The Customer shall bear the agreed upon cost, including all out-of-pocket expenses, associated in providing the above items.
6. Warranty
6.1 Limited Warranty of Services - Burntsand warrants that all services shall be performed in full conformity with the Agreement, with the skill and care which would be exercised by those who perform similar services at the time the services are performed, and in accordance with accepted industry practice. In the event of a breach of the express warranties contained herein and/or in the event of non-performance and/or failure of Burntsand to perform the services in accordance with the Agreement, Burntsand shall, at no cost to Customer, re-perform or perform the services so that the services conform to this warranty.
6.2 NO OTHER WARRANTIES: TO THE MAXIMUM EXTENT PERMITTED BY APPLICABLE LAW, BURNTSAND AND ITS SUPPLIERS DISCLAIM ALL OTHER WARRANTIES, REPRESENTATIONS, CONDITIONS OR GUARANTEES, EITHER EXPRESS OR IMPLIED, INCLUDING BUT NOT LIMITED TO, IMPLIED WARRANTIES OF DURABILITY, MERCHANTABILITY AND FITNESS FOR A PARTICULAR PURPOSES, WITH REGARD TO THE SOFTWARE, SERVICES AND THE ACCOMPANYING DOCUMENTATION. THIS LIMITED WARRANTY GIVES YOU SPECIAL LEGAL RIGHTS. YOU MAY HAVE OTHERS, WHICH VARY FROM STATE/JURISDICTION TO STATE/JURISDICTION.
-------
--- WRITTEN TASKS ---
1 - Using the warranty excerpt, answer these:
(a) Who bears the agreed upon cost of providing the above items?
(b) If Burntsand breaches the express warranties, what must it do at no cost to the Customer?
(c) Which three implied warranties are named in the disclaimer?
2 - Render this sentence from the warranty excerpt in Spanish: "The Customer shall bear the agreed upon cost, including all out-of-pocket expenses, associated in providing the above items."
3 - Reproduce a passage from the warranty excerpt word for word, beginning at the words "6. Warranty" and stopping after "to this warranty.".

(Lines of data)
-------
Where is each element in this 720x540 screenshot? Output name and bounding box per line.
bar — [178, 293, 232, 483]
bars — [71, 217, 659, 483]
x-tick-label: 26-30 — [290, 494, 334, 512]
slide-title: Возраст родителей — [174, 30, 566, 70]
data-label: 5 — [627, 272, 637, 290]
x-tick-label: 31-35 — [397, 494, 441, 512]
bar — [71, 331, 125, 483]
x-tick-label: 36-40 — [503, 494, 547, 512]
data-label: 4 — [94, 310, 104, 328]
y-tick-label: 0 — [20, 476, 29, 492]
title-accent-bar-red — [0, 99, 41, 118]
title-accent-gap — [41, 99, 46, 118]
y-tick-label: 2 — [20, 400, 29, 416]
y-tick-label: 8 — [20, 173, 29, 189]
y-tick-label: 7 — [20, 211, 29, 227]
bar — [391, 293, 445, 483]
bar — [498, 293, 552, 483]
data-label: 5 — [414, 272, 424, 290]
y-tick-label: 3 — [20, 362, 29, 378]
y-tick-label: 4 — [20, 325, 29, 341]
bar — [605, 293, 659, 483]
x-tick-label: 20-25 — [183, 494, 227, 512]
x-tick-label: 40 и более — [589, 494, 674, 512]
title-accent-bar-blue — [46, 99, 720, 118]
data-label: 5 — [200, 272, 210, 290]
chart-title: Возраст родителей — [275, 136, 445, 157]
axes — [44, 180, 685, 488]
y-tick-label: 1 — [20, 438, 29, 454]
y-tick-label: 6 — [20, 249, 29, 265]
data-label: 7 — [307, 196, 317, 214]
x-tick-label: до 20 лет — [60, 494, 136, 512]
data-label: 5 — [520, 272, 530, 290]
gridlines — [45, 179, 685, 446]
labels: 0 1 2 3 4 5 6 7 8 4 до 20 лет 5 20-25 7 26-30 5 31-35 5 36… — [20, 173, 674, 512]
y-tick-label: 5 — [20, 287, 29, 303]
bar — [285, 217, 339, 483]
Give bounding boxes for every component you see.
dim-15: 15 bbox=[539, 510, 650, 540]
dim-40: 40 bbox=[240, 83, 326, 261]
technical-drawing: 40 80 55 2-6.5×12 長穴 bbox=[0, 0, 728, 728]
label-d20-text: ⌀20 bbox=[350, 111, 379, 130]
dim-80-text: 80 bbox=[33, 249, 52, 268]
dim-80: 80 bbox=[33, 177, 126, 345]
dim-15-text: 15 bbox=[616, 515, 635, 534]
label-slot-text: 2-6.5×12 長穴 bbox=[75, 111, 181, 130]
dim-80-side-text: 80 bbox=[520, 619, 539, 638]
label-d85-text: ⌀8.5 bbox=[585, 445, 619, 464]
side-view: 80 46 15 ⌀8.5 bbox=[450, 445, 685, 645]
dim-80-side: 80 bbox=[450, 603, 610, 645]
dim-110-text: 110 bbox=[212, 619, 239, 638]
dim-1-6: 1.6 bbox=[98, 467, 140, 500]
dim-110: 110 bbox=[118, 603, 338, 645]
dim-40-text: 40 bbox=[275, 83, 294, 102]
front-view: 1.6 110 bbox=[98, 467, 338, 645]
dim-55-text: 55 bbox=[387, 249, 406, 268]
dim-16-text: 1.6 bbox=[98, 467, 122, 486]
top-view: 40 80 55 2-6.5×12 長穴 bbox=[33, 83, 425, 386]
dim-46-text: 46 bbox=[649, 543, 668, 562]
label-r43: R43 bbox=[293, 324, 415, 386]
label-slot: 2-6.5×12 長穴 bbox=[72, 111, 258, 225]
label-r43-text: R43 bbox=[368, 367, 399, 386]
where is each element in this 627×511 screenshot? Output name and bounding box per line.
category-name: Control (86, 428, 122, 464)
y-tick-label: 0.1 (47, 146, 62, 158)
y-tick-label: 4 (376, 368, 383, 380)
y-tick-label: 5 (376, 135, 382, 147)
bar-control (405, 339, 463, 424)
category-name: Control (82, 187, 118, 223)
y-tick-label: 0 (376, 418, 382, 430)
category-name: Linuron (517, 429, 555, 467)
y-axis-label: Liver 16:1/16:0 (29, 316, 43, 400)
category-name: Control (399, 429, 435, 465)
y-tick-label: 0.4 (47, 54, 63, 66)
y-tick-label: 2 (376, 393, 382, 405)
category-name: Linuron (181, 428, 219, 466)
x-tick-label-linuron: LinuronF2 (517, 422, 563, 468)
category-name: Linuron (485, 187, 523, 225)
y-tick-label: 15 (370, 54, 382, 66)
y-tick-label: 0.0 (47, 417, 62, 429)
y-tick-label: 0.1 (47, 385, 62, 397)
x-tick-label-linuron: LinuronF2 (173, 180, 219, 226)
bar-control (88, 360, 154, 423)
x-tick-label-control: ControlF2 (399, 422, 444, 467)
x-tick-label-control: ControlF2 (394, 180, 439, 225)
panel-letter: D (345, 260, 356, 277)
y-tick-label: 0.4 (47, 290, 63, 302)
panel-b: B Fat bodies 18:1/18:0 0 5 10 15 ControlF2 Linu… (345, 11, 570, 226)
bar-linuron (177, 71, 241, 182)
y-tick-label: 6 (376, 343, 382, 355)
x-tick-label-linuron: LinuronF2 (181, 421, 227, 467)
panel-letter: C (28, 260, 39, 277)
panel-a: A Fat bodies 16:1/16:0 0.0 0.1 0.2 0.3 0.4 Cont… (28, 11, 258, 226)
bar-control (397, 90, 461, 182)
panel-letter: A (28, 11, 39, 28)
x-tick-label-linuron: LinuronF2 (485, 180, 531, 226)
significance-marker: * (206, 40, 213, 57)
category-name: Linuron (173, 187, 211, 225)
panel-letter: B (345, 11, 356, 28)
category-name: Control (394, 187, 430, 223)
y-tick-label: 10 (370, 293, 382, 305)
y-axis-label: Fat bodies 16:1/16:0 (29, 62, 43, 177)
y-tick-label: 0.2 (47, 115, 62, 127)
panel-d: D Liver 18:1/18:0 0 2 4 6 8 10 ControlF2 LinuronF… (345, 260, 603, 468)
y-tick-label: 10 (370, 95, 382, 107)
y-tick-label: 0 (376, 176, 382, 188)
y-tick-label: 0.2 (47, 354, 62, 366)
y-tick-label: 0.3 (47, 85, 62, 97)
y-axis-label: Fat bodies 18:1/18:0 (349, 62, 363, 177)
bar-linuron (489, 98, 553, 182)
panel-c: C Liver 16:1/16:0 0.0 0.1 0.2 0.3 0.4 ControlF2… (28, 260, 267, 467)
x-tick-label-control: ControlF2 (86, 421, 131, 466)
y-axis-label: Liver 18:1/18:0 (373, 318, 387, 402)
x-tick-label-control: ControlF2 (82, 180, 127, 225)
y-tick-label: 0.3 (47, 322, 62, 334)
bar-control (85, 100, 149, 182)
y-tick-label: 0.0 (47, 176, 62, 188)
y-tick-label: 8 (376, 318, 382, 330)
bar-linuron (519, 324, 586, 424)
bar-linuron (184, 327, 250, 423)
-------
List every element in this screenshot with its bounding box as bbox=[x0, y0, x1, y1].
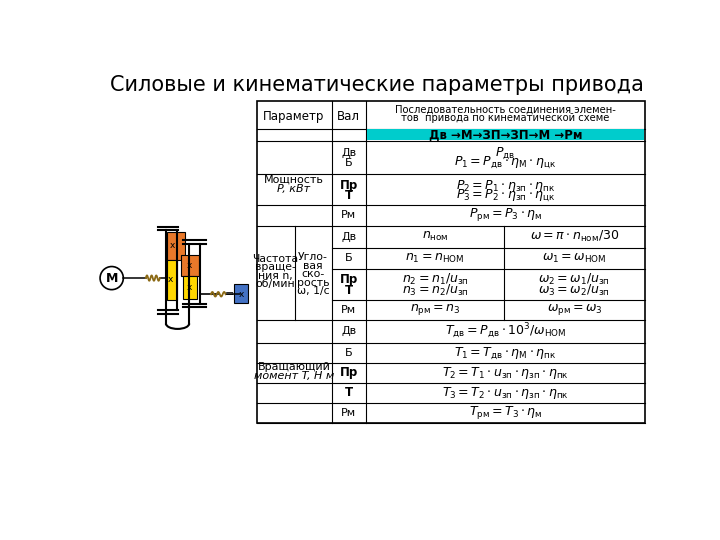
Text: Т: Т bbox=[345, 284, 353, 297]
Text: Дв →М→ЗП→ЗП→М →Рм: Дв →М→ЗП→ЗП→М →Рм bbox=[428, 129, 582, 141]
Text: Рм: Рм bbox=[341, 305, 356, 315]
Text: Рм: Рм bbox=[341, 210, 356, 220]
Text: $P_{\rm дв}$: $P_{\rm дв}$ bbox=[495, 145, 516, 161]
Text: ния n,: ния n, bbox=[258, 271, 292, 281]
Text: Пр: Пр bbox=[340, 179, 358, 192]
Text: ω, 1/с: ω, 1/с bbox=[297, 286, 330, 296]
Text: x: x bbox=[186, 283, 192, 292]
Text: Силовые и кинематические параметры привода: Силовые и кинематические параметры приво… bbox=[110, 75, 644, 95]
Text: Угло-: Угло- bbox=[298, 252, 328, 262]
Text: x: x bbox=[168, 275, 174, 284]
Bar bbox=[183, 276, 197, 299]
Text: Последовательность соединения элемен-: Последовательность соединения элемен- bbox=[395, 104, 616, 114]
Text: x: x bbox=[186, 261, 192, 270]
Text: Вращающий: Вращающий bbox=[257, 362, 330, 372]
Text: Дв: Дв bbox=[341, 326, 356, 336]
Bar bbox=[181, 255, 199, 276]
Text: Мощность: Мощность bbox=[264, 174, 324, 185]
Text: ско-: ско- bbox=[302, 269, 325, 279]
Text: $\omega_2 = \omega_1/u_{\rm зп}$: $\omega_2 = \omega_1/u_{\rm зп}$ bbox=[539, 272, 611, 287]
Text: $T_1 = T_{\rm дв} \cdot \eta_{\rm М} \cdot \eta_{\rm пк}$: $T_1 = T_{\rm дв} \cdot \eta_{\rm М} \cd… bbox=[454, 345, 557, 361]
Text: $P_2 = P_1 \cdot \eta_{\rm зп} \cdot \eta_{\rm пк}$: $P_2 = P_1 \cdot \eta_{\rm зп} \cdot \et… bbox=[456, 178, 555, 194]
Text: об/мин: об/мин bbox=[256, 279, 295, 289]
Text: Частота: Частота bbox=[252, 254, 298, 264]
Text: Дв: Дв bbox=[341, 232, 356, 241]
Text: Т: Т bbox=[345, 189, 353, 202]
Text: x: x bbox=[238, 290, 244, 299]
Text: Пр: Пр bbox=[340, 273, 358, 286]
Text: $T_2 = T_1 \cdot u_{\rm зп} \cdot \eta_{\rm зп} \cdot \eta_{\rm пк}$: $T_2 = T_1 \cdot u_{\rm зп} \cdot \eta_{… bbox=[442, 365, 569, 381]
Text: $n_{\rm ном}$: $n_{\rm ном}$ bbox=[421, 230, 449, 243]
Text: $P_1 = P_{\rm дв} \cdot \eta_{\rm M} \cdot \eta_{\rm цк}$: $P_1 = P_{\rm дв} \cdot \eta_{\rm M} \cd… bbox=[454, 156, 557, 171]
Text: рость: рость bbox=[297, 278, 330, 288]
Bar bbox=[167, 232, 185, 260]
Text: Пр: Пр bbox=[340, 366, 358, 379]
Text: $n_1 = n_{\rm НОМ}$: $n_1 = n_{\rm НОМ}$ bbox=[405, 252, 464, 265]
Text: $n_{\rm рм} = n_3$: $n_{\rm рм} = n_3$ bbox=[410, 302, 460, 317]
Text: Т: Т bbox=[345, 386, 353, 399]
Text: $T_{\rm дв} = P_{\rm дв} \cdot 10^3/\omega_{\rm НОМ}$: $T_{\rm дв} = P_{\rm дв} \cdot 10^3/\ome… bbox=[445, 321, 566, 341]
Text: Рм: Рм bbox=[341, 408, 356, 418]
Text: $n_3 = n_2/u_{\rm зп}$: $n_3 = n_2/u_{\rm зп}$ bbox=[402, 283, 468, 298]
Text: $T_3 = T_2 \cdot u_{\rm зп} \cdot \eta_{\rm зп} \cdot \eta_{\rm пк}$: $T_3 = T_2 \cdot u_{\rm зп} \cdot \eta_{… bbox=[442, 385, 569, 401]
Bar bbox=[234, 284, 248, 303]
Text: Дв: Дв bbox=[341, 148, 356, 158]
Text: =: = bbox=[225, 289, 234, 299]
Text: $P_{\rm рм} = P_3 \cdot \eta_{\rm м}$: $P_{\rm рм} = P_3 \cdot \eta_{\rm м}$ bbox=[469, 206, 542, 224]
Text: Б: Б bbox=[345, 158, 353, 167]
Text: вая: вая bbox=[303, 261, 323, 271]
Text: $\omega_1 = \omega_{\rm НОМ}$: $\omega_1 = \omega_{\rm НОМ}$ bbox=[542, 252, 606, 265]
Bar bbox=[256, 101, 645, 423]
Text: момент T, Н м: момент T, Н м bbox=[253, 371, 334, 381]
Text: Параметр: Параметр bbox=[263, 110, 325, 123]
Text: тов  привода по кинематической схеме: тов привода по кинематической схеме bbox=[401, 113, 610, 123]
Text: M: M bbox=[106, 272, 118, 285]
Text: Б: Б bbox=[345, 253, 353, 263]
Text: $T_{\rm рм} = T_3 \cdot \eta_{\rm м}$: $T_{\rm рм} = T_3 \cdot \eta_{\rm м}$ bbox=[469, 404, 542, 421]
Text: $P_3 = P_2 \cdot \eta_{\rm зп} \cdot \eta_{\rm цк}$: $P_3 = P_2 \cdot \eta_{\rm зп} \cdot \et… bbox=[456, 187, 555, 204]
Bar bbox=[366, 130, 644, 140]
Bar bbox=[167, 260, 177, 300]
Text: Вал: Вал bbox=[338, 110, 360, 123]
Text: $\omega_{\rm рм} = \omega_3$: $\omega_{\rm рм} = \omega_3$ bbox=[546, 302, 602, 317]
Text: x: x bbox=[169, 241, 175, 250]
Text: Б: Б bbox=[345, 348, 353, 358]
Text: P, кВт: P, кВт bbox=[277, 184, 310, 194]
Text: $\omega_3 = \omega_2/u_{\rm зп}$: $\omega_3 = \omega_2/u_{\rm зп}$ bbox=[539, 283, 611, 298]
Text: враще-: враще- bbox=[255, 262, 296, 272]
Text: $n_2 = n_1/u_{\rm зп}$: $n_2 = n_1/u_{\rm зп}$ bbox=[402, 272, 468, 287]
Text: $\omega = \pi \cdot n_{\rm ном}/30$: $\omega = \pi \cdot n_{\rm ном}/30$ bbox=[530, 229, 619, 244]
-------
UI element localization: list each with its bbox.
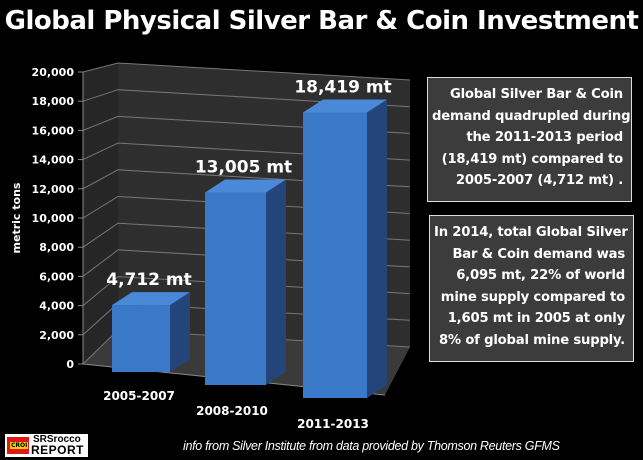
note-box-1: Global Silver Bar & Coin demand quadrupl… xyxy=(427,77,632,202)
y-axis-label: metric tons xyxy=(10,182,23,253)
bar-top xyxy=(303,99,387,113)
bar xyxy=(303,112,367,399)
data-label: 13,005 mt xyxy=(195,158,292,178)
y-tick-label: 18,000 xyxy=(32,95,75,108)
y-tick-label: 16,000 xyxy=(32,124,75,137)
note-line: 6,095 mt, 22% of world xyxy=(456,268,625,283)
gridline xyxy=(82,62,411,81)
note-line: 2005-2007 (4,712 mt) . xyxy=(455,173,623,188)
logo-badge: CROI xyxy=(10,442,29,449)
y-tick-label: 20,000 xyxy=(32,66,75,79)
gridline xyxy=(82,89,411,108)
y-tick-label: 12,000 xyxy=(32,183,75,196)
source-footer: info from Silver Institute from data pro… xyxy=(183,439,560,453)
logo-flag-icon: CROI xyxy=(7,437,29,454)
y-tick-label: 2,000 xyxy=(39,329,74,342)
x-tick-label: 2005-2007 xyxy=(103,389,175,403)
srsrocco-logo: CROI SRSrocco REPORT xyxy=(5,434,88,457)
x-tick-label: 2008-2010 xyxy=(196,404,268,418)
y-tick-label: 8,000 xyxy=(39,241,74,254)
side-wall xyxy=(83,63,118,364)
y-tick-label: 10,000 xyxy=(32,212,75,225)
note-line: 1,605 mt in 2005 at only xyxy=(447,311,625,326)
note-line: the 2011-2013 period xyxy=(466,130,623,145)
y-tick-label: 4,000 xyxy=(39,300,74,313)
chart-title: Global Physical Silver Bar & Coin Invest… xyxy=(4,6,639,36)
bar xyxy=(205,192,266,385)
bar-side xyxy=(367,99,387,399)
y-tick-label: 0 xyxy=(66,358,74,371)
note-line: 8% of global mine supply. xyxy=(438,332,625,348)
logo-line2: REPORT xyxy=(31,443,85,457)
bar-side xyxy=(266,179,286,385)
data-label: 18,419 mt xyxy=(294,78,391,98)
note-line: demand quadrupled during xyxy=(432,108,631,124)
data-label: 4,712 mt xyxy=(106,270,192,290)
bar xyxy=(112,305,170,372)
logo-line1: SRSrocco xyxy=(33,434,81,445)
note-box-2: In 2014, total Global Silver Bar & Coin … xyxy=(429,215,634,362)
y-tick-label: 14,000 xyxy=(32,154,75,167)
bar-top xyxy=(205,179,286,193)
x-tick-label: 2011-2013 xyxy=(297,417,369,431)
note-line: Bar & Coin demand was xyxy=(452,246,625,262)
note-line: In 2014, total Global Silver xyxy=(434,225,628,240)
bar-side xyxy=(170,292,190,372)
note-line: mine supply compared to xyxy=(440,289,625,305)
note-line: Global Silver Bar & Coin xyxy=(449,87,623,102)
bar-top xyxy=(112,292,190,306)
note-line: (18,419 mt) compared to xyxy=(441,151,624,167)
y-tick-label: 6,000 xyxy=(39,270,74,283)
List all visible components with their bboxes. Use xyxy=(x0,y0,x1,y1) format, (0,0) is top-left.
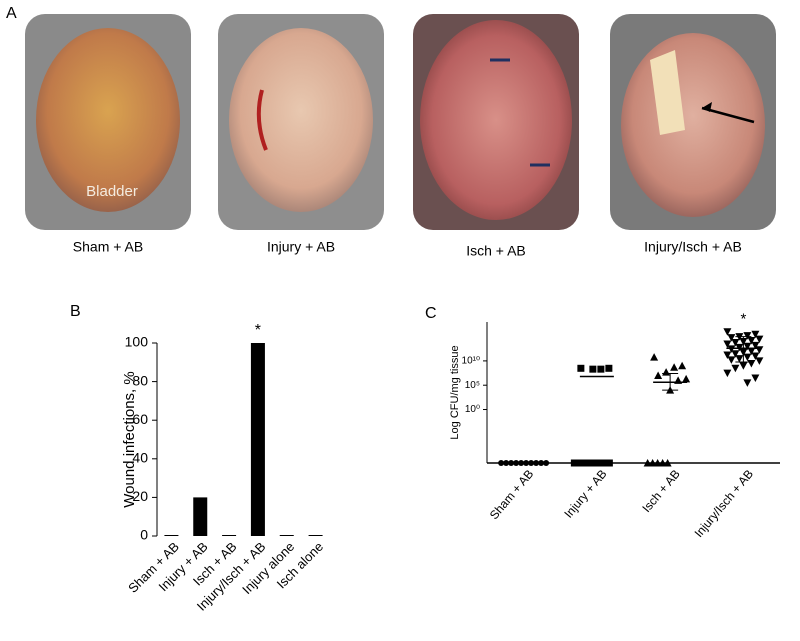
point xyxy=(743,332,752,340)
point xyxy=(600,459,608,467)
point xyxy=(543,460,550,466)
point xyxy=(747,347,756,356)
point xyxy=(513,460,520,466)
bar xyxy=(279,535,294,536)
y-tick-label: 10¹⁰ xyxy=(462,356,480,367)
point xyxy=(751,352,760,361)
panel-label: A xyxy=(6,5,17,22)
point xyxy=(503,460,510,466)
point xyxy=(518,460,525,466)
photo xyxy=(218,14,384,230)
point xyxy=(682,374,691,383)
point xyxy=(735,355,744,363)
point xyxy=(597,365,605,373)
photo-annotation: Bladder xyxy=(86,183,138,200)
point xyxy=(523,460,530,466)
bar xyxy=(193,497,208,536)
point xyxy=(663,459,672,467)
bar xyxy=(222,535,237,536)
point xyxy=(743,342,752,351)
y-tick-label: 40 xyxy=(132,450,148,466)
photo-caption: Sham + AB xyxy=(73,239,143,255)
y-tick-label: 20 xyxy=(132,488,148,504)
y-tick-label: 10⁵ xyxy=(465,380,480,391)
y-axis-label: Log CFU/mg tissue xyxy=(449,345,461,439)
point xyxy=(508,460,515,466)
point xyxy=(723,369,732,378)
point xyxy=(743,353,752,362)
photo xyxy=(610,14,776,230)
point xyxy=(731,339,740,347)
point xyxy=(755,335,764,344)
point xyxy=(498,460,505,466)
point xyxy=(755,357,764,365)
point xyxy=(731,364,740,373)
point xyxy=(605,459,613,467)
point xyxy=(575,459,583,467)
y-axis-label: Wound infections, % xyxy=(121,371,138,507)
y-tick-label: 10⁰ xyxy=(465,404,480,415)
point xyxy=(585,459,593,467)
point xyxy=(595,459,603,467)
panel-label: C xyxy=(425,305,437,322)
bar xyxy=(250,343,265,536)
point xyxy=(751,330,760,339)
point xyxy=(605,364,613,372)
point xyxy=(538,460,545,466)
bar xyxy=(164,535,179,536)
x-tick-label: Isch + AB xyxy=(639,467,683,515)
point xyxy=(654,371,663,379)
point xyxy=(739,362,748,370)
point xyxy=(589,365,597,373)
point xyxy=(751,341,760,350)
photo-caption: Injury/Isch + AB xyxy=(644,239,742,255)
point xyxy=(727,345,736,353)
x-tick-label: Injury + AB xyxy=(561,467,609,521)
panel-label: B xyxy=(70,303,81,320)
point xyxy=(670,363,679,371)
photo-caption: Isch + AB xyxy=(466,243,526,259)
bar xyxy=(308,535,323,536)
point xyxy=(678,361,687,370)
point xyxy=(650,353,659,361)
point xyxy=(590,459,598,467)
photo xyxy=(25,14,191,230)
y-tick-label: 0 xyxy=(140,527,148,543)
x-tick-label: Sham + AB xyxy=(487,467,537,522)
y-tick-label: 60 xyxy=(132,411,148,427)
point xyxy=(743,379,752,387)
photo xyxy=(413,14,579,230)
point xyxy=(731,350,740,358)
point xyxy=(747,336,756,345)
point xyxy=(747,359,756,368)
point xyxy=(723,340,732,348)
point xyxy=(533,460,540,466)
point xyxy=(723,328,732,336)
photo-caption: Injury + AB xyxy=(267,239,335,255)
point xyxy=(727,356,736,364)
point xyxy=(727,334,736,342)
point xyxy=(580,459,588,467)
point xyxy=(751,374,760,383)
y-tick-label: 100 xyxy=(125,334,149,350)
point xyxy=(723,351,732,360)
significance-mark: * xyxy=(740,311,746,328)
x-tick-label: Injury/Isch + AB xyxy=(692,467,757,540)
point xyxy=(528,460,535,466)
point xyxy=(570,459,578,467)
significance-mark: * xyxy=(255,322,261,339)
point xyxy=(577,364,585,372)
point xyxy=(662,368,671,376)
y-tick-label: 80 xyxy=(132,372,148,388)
-------
--- PROBLEM SOLUTIONS ---
1 -
(a) The Customer.
(b) Re-perform or perform the services so that they conform to the warranty.
(c) Durability, merchantability, and fitness for a particular purposes.

2 - El Cliente asumirá el costo acordado, incluidos todos los gastos de bolsillo, asociado con el suministro de los elementos anteriores.

3 -
6. Warranty
6.1 Limited Warranty of Services - Burntsand warrants that all services shall be performed in full conformity with the Agreement, with the skill and care which would be exercised by those who perform similar services at the time the services are performed, and in accordance with accepted industry practice. In the event of a breach of the express warranties contained herein and/or in the event of non-performance and/or failure of Burntsand to perform the services in accordance with the Agreement, Burntsand shall, at no cost to Customer, re-perform or perform the services so that the services conform to this warranty.